══ Working data ══
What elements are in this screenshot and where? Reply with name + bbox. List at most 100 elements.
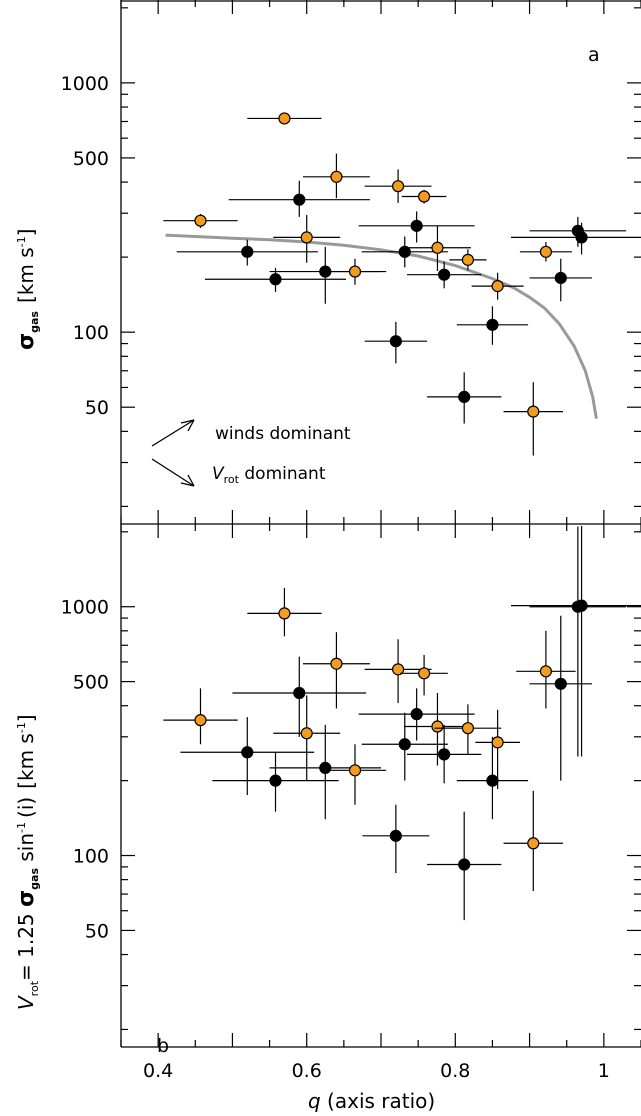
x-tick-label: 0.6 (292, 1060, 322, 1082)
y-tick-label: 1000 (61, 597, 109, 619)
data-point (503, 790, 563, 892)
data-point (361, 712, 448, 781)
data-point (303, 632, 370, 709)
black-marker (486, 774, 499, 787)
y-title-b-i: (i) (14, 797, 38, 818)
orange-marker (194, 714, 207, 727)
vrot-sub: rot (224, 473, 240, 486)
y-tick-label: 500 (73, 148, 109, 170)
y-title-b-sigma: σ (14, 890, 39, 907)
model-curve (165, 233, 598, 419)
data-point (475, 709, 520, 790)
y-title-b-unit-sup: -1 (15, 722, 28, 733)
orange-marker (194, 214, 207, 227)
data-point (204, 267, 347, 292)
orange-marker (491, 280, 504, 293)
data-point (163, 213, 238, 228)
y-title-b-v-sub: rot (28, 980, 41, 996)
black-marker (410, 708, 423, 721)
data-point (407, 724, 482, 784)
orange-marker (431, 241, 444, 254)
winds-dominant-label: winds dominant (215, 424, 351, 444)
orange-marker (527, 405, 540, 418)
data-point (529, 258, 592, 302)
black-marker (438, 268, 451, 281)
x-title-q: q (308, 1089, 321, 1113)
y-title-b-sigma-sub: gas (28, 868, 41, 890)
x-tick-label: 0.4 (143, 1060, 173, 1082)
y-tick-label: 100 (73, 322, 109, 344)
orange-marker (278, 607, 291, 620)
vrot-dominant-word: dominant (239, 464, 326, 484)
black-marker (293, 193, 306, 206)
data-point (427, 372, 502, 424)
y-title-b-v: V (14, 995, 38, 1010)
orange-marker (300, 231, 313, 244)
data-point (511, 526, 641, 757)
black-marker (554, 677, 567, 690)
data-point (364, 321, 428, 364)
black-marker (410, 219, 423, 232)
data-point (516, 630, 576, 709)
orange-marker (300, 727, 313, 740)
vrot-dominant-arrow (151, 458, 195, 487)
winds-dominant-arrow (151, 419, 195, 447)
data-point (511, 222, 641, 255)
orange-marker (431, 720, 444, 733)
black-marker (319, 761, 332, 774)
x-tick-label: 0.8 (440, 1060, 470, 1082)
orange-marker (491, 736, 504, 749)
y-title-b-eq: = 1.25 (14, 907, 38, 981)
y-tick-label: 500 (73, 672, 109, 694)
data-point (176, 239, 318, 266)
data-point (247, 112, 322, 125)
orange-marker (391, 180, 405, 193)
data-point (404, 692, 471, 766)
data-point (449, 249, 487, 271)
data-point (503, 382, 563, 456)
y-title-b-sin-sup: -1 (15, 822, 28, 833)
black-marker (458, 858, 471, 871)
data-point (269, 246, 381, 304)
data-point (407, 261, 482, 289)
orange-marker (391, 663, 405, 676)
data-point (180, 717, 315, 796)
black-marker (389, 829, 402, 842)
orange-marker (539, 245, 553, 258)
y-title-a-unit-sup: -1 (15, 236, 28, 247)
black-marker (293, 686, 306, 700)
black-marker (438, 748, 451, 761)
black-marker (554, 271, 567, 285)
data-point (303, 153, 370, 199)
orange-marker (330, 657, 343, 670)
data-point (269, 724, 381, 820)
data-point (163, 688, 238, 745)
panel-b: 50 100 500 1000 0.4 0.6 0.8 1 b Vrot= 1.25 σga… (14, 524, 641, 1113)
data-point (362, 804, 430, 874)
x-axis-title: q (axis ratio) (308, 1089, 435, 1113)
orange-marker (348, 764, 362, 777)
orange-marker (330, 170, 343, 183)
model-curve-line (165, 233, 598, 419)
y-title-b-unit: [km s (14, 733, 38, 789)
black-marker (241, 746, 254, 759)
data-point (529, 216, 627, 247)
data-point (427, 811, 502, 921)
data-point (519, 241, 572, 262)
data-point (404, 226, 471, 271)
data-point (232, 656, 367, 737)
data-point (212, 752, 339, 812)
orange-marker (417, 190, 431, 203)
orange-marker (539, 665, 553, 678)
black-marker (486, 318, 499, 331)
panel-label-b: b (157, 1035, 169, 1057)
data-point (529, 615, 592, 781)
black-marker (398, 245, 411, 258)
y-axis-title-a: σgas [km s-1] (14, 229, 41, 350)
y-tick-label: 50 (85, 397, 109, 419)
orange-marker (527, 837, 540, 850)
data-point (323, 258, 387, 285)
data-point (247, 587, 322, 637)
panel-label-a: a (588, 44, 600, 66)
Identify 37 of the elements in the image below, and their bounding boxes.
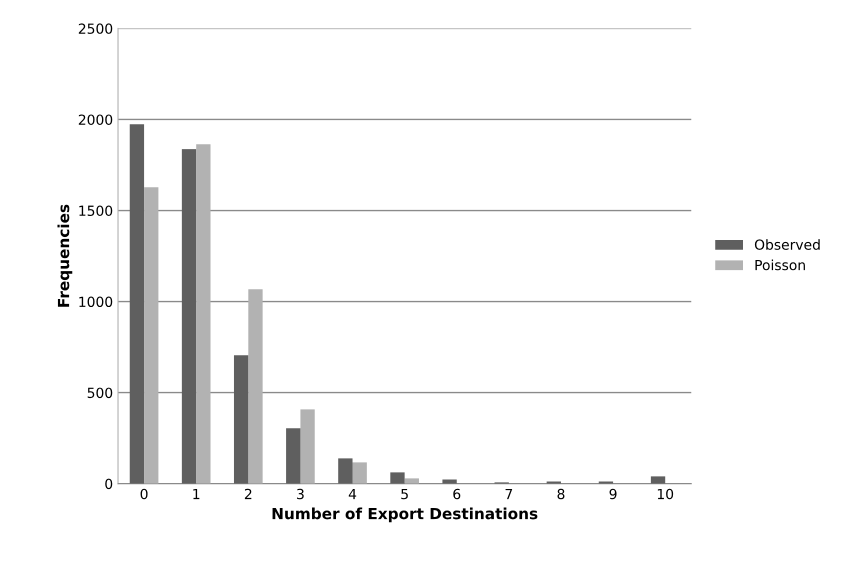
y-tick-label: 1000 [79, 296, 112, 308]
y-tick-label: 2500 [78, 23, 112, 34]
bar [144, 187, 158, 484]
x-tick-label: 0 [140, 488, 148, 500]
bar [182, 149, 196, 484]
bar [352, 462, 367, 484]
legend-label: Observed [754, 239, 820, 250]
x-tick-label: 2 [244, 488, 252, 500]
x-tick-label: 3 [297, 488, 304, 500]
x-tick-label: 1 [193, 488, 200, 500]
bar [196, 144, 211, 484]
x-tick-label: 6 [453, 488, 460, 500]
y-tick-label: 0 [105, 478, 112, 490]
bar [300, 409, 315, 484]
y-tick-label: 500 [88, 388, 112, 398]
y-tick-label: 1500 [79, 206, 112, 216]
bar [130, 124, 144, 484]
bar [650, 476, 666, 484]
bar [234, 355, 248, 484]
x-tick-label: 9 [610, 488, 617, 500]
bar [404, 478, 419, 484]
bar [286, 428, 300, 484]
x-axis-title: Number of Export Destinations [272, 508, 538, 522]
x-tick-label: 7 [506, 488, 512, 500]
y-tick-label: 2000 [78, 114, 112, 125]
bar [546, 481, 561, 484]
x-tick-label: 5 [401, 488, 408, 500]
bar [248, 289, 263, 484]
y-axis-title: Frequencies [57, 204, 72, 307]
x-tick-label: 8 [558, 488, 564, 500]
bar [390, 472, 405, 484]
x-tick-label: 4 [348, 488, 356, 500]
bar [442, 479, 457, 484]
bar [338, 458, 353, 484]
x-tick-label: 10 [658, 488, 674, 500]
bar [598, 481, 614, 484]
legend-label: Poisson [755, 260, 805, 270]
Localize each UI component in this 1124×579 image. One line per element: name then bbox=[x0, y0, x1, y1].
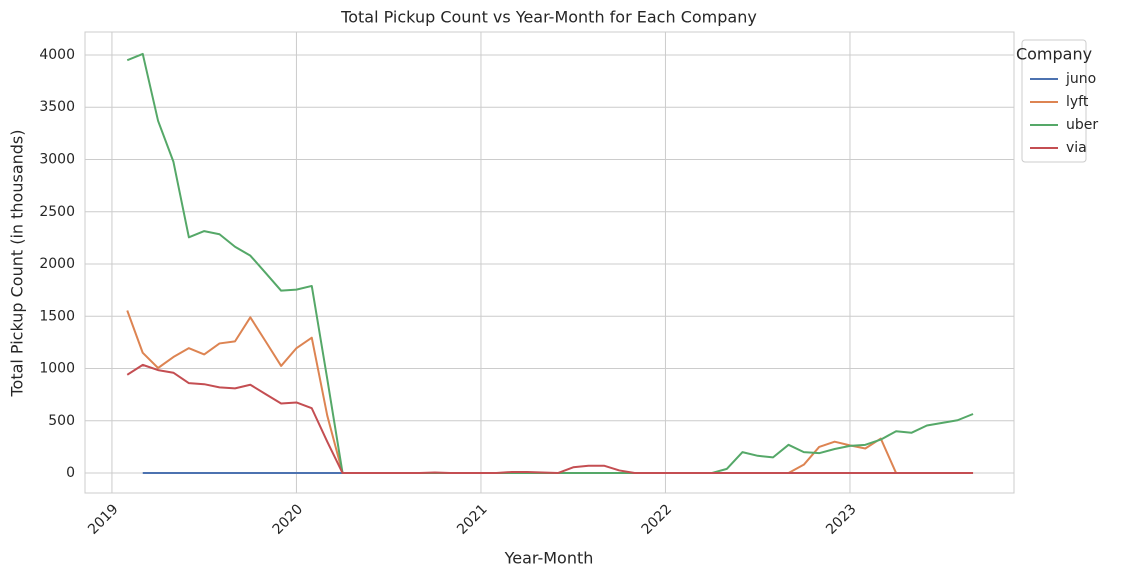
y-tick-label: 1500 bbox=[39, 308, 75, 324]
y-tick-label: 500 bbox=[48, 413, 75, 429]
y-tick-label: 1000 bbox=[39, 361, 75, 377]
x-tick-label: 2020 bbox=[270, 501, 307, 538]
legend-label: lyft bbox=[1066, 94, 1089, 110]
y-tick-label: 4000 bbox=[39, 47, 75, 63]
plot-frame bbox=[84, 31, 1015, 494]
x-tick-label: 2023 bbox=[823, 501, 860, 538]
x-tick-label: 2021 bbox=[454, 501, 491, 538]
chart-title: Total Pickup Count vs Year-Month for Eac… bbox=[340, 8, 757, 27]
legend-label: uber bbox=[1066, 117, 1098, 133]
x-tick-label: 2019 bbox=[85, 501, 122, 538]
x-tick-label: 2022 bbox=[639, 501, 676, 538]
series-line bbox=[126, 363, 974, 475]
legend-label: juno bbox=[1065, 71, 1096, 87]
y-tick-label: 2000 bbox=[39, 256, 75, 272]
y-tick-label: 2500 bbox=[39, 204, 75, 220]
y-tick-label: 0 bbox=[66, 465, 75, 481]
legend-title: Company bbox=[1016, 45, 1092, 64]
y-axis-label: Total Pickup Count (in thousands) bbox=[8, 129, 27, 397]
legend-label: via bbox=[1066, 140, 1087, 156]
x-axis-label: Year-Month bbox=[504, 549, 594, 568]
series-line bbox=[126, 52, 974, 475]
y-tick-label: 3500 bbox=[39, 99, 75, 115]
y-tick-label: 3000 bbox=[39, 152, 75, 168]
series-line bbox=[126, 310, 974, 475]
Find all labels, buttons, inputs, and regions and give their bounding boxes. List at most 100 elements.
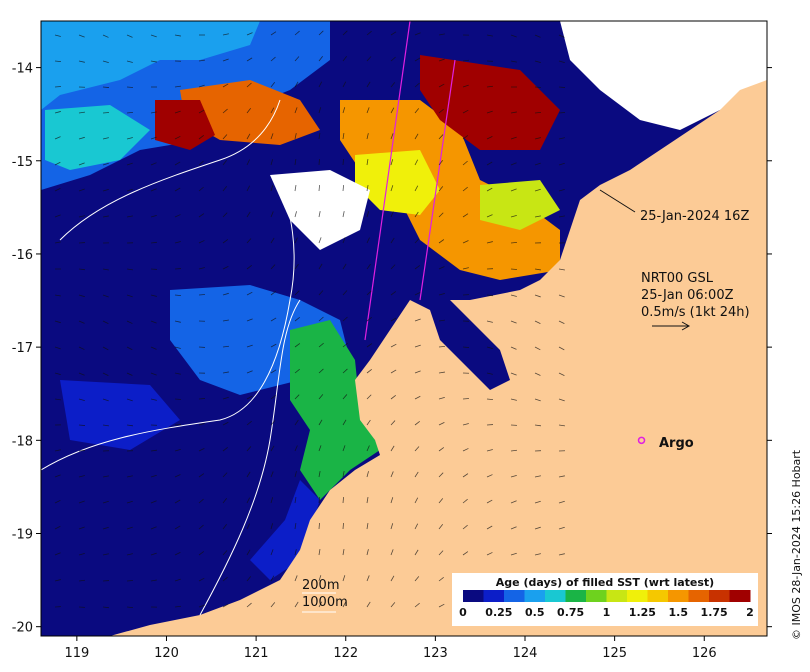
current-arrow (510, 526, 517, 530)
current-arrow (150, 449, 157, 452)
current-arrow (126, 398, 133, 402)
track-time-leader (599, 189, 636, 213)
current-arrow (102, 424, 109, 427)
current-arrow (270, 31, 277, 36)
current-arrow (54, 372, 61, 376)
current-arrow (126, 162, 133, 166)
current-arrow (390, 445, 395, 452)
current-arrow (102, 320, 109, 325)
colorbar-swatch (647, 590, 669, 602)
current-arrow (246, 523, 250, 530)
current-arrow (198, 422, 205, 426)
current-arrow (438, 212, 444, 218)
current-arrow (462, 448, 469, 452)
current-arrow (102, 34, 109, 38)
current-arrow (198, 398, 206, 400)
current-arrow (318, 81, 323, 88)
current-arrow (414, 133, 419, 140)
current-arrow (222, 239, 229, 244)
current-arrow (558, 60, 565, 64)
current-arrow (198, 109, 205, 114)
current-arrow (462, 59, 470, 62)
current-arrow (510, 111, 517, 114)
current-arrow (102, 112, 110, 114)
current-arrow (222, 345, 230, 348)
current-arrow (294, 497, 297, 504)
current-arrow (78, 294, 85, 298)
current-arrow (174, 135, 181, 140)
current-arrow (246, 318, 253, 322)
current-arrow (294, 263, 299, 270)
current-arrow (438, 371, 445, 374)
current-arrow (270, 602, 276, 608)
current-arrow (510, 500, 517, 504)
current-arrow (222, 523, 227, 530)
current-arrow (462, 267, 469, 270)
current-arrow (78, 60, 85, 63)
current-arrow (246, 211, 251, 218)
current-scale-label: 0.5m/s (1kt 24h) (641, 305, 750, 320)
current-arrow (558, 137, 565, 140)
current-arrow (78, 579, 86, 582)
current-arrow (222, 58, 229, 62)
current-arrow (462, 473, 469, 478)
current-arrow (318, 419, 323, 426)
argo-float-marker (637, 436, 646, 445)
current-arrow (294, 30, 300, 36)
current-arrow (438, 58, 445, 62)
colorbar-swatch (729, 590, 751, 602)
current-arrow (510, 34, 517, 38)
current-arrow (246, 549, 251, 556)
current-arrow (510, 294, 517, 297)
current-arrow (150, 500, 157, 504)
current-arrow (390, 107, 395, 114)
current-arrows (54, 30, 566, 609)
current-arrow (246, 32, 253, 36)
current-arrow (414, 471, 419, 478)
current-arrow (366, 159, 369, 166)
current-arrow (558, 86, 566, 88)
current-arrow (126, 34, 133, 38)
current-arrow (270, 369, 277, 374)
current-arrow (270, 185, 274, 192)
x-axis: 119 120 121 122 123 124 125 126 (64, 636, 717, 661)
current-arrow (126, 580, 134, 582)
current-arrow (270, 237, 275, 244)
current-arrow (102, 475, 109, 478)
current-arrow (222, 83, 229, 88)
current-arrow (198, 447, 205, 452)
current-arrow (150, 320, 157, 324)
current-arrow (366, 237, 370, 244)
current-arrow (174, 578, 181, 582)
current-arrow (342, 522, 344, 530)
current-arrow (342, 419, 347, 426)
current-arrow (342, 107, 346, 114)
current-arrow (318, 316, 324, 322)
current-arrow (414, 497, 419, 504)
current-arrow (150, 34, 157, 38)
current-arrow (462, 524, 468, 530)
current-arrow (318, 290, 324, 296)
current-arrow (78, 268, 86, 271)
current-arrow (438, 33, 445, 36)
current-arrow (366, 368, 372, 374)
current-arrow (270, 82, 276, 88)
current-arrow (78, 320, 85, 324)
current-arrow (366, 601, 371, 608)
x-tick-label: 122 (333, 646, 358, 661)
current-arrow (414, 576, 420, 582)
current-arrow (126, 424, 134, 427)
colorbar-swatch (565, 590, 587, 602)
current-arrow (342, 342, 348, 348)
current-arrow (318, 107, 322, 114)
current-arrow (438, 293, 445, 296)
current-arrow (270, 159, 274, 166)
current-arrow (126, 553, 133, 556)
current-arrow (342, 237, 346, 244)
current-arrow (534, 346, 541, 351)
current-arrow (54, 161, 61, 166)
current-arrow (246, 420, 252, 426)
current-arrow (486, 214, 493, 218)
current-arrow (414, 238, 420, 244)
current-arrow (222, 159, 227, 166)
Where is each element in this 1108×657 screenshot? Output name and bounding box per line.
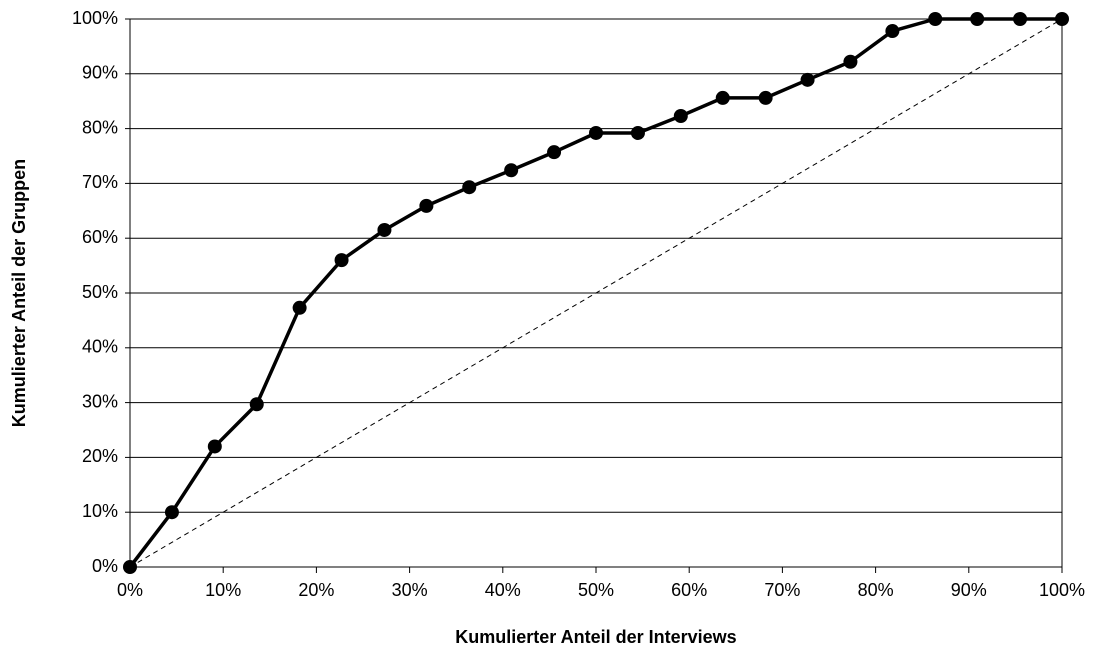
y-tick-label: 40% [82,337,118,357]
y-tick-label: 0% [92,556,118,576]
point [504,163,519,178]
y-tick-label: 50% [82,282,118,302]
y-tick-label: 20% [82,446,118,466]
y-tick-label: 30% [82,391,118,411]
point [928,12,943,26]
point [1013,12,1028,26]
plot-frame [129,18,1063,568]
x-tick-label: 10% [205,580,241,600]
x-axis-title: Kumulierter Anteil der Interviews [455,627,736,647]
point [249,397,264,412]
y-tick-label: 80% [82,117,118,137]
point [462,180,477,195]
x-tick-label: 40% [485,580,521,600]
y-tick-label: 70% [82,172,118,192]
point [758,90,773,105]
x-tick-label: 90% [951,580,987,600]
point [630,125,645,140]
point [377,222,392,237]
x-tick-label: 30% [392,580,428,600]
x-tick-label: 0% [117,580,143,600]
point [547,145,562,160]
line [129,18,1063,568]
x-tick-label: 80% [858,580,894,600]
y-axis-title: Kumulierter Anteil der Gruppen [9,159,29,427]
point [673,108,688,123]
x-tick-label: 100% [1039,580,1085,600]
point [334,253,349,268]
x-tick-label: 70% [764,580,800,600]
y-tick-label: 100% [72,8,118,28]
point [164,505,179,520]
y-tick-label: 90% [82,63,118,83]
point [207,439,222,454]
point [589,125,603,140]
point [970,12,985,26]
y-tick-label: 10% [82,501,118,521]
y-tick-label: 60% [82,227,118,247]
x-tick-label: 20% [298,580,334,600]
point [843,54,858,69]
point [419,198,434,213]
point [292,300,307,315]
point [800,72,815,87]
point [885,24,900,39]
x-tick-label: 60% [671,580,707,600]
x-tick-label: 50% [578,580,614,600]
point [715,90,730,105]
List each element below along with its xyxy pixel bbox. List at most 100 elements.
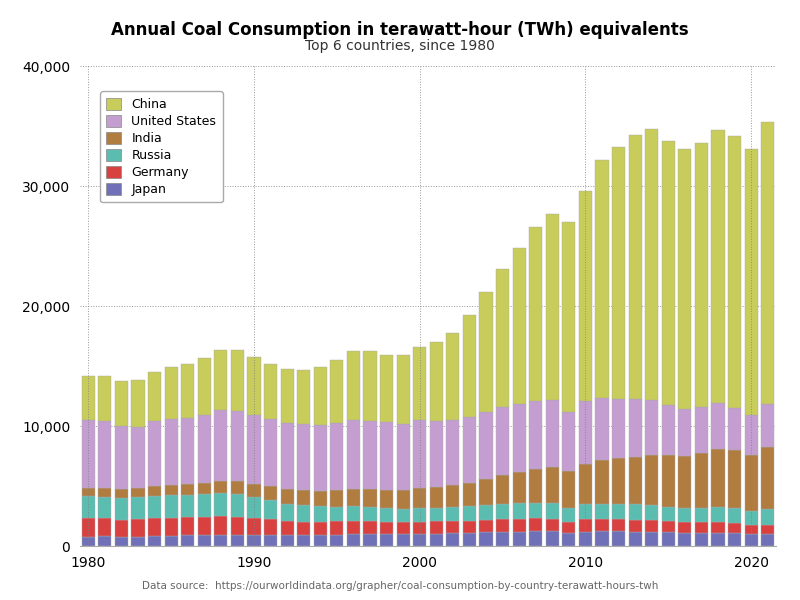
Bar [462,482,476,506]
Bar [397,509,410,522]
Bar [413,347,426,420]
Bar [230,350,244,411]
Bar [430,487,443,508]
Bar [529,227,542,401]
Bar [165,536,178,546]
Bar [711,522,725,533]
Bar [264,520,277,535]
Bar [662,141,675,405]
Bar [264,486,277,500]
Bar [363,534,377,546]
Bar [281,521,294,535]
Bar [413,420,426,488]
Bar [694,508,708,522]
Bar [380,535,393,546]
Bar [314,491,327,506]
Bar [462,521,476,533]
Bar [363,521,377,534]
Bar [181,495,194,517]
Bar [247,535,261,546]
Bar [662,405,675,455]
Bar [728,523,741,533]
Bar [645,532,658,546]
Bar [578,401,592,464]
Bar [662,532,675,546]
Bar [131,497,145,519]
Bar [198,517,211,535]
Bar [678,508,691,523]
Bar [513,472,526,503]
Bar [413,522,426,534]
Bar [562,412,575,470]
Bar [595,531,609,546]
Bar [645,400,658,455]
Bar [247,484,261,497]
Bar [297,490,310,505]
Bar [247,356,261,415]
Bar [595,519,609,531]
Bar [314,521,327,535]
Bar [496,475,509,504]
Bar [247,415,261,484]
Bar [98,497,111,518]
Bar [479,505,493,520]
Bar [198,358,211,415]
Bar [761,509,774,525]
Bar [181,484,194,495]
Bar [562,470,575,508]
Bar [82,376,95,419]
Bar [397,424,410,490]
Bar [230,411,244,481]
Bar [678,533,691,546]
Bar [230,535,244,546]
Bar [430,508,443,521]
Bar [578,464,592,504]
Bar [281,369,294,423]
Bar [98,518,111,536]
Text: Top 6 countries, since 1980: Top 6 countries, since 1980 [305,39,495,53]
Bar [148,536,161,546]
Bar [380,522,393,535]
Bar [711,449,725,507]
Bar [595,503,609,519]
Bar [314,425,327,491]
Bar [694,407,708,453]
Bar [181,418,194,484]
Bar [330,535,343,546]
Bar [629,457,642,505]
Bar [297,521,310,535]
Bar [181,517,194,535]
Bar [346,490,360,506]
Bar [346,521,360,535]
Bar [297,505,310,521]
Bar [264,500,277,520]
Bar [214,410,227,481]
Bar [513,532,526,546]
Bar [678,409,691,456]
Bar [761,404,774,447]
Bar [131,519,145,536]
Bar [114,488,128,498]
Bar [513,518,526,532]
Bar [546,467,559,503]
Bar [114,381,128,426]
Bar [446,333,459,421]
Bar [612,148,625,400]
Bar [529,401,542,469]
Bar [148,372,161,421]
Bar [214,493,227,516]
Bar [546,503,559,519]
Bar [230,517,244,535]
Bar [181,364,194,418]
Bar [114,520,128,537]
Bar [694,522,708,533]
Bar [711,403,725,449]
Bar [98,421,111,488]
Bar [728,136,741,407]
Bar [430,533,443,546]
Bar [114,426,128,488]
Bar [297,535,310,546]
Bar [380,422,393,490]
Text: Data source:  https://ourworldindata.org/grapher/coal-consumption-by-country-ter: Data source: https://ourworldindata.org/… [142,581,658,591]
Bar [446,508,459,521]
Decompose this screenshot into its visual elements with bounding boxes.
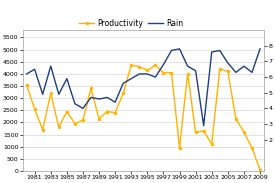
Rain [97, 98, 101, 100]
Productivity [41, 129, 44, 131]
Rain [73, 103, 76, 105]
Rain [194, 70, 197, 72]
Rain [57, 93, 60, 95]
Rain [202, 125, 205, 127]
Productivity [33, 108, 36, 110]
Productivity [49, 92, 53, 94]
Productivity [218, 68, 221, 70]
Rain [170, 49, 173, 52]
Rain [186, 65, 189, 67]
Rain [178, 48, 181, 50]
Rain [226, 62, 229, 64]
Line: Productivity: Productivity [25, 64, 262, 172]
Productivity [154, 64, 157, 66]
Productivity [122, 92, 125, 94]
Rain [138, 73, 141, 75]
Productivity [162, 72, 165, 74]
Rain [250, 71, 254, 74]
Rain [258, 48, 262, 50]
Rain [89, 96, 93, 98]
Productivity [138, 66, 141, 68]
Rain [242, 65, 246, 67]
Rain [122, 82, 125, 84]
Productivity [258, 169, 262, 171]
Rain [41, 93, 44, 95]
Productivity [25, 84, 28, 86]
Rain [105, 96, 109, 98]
═══
■ **What the task asks**: Gather every line in the records that contains the word "elements".

■ **Exercise output**:
What elements are in this screenshot and where? Reply with name + bbox. List at most 100 elements.
Identify 37 of the elements in the image below, and their bounding boxes.
Find all labels, buttons, inputs, and regions and give their bounding boxes. List at most 100 elements.
List each element below along with its xyxy pixel bbox. List at most 100 elements.
Decompose this screenshot into its visual elements with bounding boxes.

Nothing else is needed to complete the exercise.